--- Extract Enclosed Below ---

No data accessed in Damien Green raid, speaker tells MPs

The speaker of the House of Commons has reassured MPs that data held on Parliament's computers were not accessed by police during raids on the...

The speaker of the House of Commons has reassured MPs that data held on Parliament's computers were not accessed by police during raids on the Tory immigration spokesman's office at the Commons.

Damien Green's office was searched by police last month in relation to an inquiry about a leak in the Home Office. MPs have been concernedtheir communications could be intercepted.

This would be in breach of the Wilson Doctrine, established in 1966 by Prime Minister Harold Wilson. This banned the tapping of UK MPs' and peers' telephones.

The speaker said if the Parliamentary Information Communication and Technology Service (PICTS) received a request for access to computer systems it will seek confirmation that a warrant exists and that the speaker has approved of access.

John Pugh, Liberal Democrat MP for Southport, said most MPs are unaware that information on these systems is exposed.

John Pugh said he already uses his own secure link to his computer system from the House of Commons to ensure confidential information is safe.

He said: "I have no reason to believe that any information has been illegally accessed I just assume there is this possibility."

"This is one of the reasons why I have my own ADSL line routed into my own server," said Pugh. "I have always assumed that GCHQ and the police have access to whatever is on the Commons systems and in principle it is also possible for anyone that works for PICTS to access information on the Dell systems in the Commons."

--- End of Enclosed Extract ---
--- Data for review Enclosed Below ---

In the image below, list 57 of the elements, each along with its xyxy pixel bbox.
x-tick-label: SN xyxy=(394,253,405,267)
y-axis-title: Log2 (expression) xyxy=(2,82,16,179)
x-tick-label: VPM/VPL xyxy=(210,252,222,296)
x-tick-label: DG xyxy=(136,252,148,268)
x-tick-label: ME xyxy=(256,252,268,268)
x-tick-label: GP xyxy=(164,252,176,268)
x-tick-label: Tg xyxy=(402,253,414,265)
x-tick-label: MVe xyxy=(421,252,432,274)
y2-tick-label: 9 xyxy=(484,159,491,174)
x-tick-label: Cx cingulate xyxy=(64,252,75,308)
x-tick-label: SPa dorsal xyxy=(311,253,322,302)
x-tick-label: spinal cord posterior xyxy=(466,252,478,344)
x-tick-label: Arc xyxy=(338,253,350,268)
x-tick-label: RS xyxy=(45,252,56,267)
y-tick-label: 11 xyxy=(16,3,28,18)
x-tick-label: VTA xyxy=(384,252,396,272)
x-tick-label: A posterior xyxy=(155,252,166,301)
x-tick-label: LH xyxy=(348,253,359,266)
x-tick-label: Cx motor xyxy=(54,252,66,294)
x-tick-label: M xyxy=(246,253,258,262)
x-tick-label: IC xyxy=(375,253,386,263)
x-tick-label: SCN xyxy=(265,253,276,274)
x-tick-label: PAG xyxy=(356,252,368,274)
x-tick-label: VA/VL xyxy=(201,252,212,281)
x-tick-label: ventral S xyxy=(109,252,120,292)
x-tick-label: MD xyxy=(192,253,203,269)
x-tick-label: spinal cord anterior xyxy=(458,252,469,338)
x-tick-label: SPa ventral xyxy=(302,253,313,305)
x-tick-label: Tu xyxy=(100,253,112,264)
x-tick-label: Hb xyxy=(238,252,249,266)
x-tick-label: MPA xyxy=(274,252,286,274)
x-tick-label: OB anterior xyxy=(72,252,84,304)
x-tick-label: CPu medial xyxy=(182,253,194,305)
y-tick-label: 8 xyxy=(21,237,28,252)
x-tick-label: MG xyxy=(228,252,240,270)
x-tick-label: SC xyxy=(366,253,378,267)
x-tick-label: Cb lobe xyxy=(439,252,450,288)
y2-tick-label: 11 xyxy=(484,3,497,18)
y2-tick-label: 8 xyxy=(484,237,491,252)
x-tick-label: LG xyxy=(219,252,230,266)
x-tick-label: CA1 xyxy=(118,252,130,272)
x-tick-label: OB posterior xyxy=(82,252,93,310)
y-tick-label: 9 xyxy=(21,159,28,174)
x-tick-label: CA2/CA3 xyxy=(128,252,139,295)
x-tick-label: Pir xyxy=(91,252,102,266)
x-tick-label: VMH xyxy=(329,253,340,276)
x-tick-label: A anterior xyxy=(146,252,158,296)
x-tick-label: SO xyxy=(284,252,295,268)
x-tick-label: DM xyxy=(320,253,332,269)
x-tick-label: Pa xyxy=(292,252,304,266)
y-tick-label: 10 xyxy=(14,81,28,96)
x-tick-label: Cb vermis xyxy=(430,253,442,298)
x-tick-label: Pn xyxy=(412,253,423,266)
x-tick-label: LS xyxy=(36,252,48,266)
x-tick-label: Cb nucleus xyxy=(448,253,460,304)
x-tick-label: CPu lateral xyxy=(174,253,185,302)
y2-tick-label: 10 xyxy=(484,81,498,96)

--- End of Enclosed Data for review ---

Actions to take
1/ Sum up the article on the Damien Green raid in two sentences.
2/ According to the article on the Damien Green raid, what did the Wilson Doctrine ban?
3/ Say whether each statement agrees with the article on the Damien Green raid. Answer yes or no, and quote the deciding words from the article.
(a) The Wilson Doctrine was established in 1966 by Harold Wilson.
(b) John Pugh is the Conservative MP for Southport.
(c) John Pugh believes information has been illegally accessed.

Results
1/ The speaker of the House of Commons reassured MPs that police did not access data on Parliament's computers when they searched Damien Green's office in relation to a Home Office leak inquiry. The speaker said PICTS would seek confirmation of a warrant and the speaker's approval before granting access, while Liberal Democrat MP John Pugh said most MPs are unaware the information on these systems is exposed and that he uses his own secure link.

2/ It banned the tapping of UK MPs' and peers' telephones.

3/
(a) Yes: "established in 1966 by Prime Minister Harold Wilson"
(b) No: "Liberal Democrat MP for Southport"
(c) No: "I have no reason to believe that any information has been illegally accessed"